──────── Material for this exercise

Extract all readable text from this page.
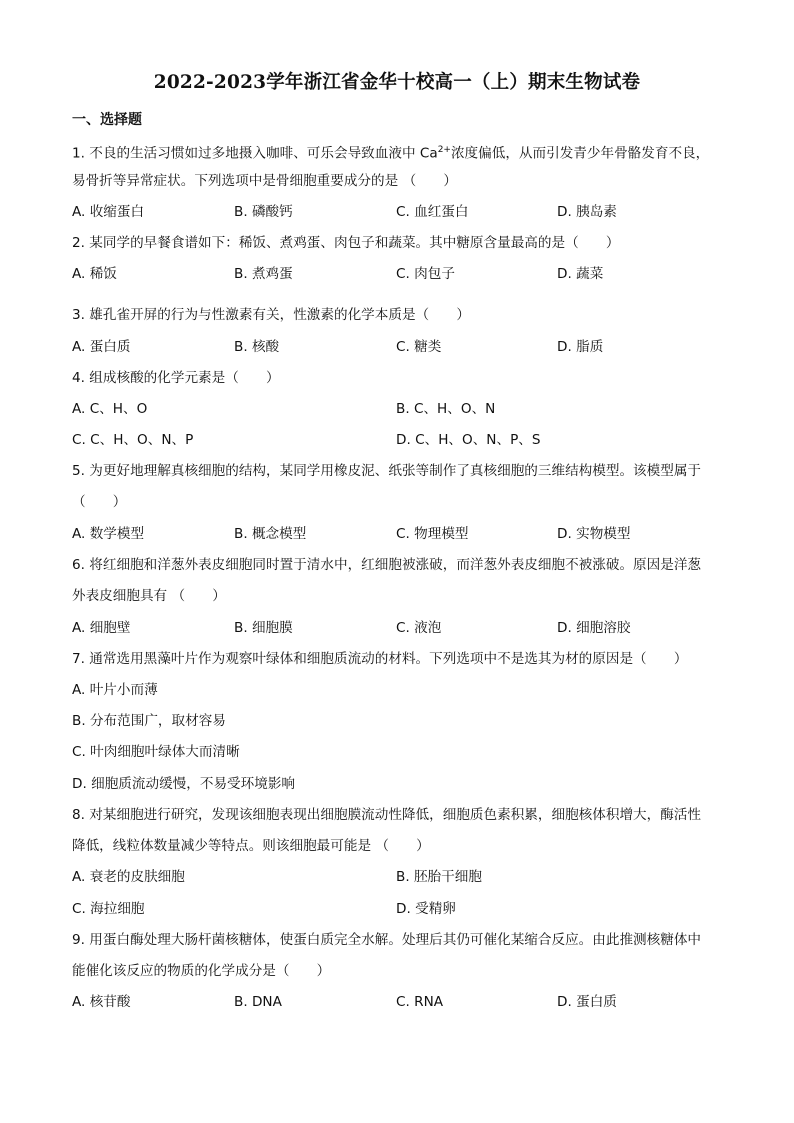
2022-2023学年浙江省金华十校高一（上）期末生物试卷
一、选择题
1. 不良的生活习惯如过多地摄入咖啡、可乐会导致血液中 $Ca^{2+}$浓度偏低，从而引发青少年骨骼发育不良，
易骨折等异常症状。下列选项中是骨细胞重要成分的是 （　　）
A. 收缩蛋白	B. 磷酸钙	C. 血红蛋白	D. 胰岛素
2. 某同学的早餐食谱如下：稀饭、煮鸡蛋、肉包子和蔬菜。其中糖原含量最高的是（　　）
A. 稀饭	B. 煮鸡蛋	C. 肉包子	D. 蔬菜
3. 雄孔雀开屏的行为与性激素有关，性激素的化学本质是（　　）
A. 蛋白质	B. 核酸	C. 糖类	D. 脂质
4. 组成核酸的化学元素是（　　）
A. C、H、O	B. C、H、O、N
C. C、H、O、N、P	D. C、H、O、N、P、S
5. 为更好地理解真核细胞的结构，某同学用橡皮泥、纸张等制作了真核细胞的三维结构模型。该模型属于
（　　）
A. 数学模型	B. 概念模型	C. 物理模型	D. 实物模型
6. 将红细胞和洋葱外表皮细胞同时置于清水中，红细胞被涨破，而洋葱外表皮细胞不被涨破。原因是洋葱
外表皮细胞具有 （　　）
A. 细胞壁	B. 细胞膜	C. 液泡	D. 细胞溶胶
7. 通常选用黑藻叶片作为观察叶绿体和细胞质流动的材料。下列选项中不是选其为材的原因是（　　）
A. 叶片小而薄
B. 分布范围广，取材容易
C. 叶肉细胞叶绿体大而清晰
D. 细胞质流动缓慢，不易受环境影响
8. 对某细胞进行研究，发现该细胞表现出细胞膜流动性降低，细胞质色素积累，细胞核体积增大，酶活性
降低，线粒体数量减少等特点。则该细胞最可能是 （　　）
A. 衰老的皮肤细胞	B. 胚胎干细胞
C. 海拉细胞	D. 受精卵
9. 用蛋白酶处理大肠杆菌核糖体，使蛋白质完全水解。处理后其仍可催化某缩合反应。由此推测核糖体中
能催化该反应的物质的化学成分是（　　）
A. 核苷酸	B. DNA	C. RNA	D. 蛋白质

────────────────

| What the task requires |
Leave the images out, please, and restate each line word for word.

| Result for this exercise |
Extract all readable text from this page.
2022-2023学年浙江省金华十校高一（上）期末生物试卷
一、选择题
1. 不良的生活习惯如过多地摄入咖啡、可乐会导致血液中 $Ca^{2+}$浓度偏低，从而引发青少年骨骼发育不良，
易骨折等异常症状。下列选项中是骨细胞重要成分的是 （　　）
A. 收缩蛋白	B. 磷酸钙	C. 血红蛋白	D. 胰岛素
2. 某同学的早餐食谱如下：稀饭、煮鸡蛋、肉包子和蔬菜。其中糖原含量最高的是（　　）
A. 稀饭	B. 煮鸡蛋	C. 肉包子	D. 蔬菜
3. 雄孔雀开屏的行为与性激素有关，性激素的化学本质是（　　）
A. 蛋白质	B. 核酸	C. 糖类	D. 脂质
4. 组成核酸的化学元素是（　　）
A. C、H、O	B. C、H、O、N
C. C、H、O、N、P	D. C、H、O、N、P、S
5. 为更好地理解真核细胞的结构，某同学用橡皮泥、纸张等制作了真核细胞的三维结构模型。该模型属于
（　　）
A. 数学模型	B. 概念模型	C. 物理模型	D. 实物模型
6. 将红细胞和洋葱外表皮细胞同时置于清水中，红细胞被涨破，而洋葱外表皮细胞不被涨破。原因是洋葱
外表皮细胞具有 （　　）
A. 细胞壁	B. 细胞膜	C. 液泡	D. 细胞溶胶
7. 通常选用黑藻叶片作为观察叶绿体和细胞质流动的材料。下列选项中不是选其为材的原因是（　　）
A. 叶片小而薄
B. 分布范围广，取材容易
C. 叶肉细胞叶绿体大而清晰
D. 细胞质流动缓慢，不易受环境影响
8. 对某细胞进行研究，发现该细胞表现出细胞膜流动性降低，细胞质色素积累，细胞核体积增大，酶活性
降低，线粒体数量减少等特点。则该细胞最可能是 （　　）
A. 衰老的皮肤细胞	B. 胚胎干细胞
C. 海拉细胞	D. 受精卵
9. 用蛋白酶处理大肠杆菌核糖体，使蛋白质完全水解。处理后其仍可催化某缩合反应。由此推测核糖体中
能催化该反应的物质的化学成分是（　　）
A. 核苷酸	B. DNA	C. RNA	D. 蛋白质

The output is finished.